(Required work) Output each entry below as it stands, leaving out every picture.

Raw records
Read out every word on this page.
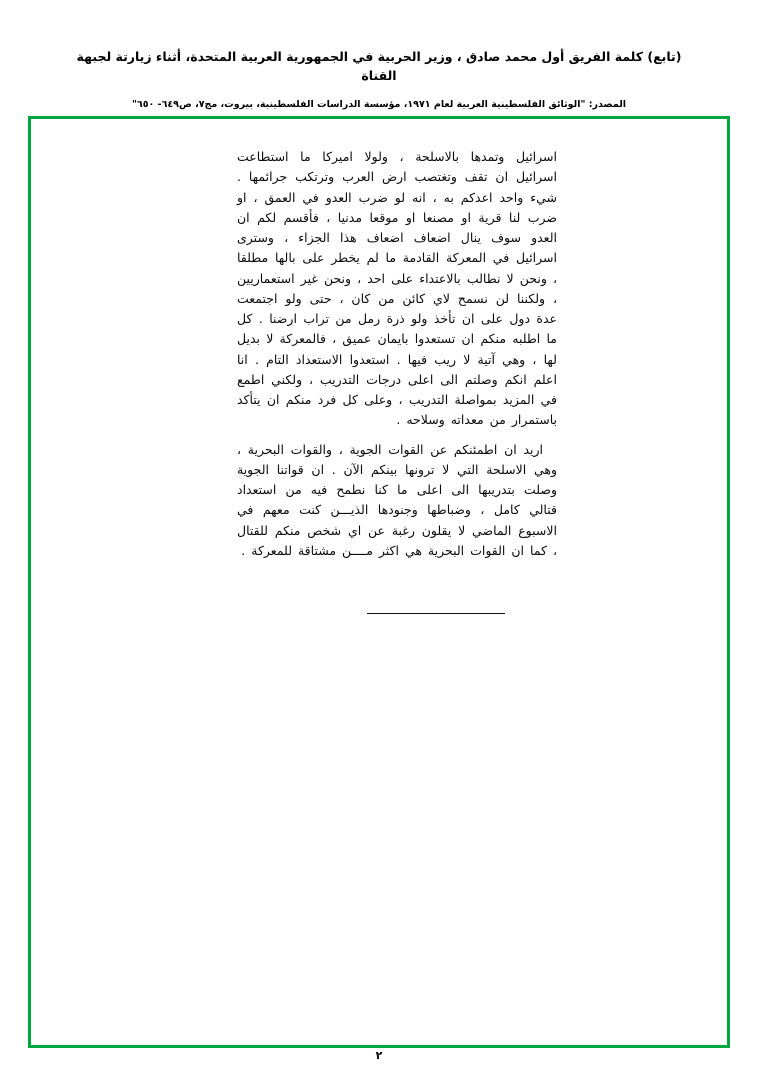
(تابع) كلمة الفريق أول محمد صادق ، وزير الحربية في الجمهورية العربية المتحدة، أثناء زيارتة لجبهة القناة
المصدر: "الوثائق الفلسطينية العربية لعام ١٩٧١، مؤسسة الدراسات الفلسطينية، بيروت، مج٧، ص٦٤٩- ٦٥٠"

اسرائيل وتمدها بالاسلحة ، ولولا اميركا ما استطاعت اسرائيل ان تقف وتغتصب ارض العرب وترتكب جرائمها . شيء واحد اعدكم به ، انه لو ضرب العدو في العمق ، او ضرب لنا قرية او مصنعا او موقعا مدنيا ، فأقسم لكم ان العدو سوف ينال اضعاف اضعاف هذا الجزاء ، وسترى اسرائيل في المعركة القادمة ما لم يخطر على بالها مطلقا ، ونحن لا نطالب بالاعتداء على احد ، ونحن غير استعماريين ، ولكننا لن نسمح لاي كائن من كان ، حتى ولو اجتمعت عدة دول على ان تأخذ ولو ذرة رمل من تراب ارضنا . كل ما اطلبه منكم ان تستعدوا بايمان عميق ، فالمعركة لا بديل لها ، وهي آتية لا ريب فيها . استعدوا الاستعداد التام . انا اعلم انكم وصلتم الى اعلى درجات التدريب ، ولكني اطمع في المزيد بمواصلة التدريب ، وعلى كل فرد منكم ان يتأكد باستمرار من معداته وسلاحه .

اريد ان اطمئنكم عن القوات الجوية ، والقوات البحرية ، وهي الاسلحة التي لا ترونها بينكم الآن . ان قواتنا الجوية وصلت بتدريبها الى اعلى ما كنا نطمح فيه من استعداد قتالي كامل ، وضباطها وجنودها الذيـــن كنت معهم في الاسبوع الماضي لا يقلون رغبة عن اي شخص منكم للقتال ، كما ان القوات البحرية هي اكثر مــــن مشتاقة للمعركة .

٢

(Reply to the task)
Read out every word on this page.
(تابع) كلمة الفريق أول محمد صادق ، وزير الحربية في الجمهورية العربية المتحدة، أثناء زيارتة لجبهة القناة
المصدر: "الوثائق الفلسطينية العربية لعام ١٩٧١، مؤسسة الدراسات الفلسطينية، بيروت، مج٧، ص٦٤٩- ٦٥٠"

اسرائيل وتمدها بالاسلحة ، ولولا اميركا ما استطاعت اسرائيل ان تقف وتغتصب ارض العرب وترتكب جرائمها . شيء واحد اعدكم به ، انه لو ضرب العدو في العمق ، او ضرب لنا قرية او مصنعا او موقعا مدنيا ، فأقسم لكم ان العدو سوف ينال اضعاف اضعاف هذا الجزاء ، وسترى اسرائيل في المعركة القادمة ما لم يخطر على بالها مطلقا ، ونحن لا نطالب بالاعتداء على احد ، ونحن غير استعماريين ، ولكننا لن نسمح لاي كائن من كان ، حتى ولو اجتمعت عدة دول على ان تأخذ ولو ذرة رمل من تراب ارضنا . كل ما اطلبه منكم ان تستعدوا بايمان عميق ، فالمعركة لا بديل لها ، وهي آتية لا ريب فيها . استعدوا الاستعداد التام . انا اعلم انكم وصلتم الى اعلى درجات التدريب ، ولكني اطمع في المزيد بمواصلة التدريب ، وعلى كل فرد منكم ان يتأكد باستمرار من معداته وسلاحه .

اريد ان اطمئنكم عن القوات الجوية ، والقوات البحرية ، وهي الاسلحة التي لا ترونها بينكم الآن . ان قواتنا الجوية وصلت بتدريبها الى اعلى ما كنا نطمح فيه من استعداد قتالي كامل ، وضباطها وجنودها الذيـــن كنت معهم في الاسبوع الماضي لا يقلون رغبة عن اي شخص منكم للقتال ، كما ان القوات البحرية هي اكثر مــــن مشتاقة للمعركة .

٢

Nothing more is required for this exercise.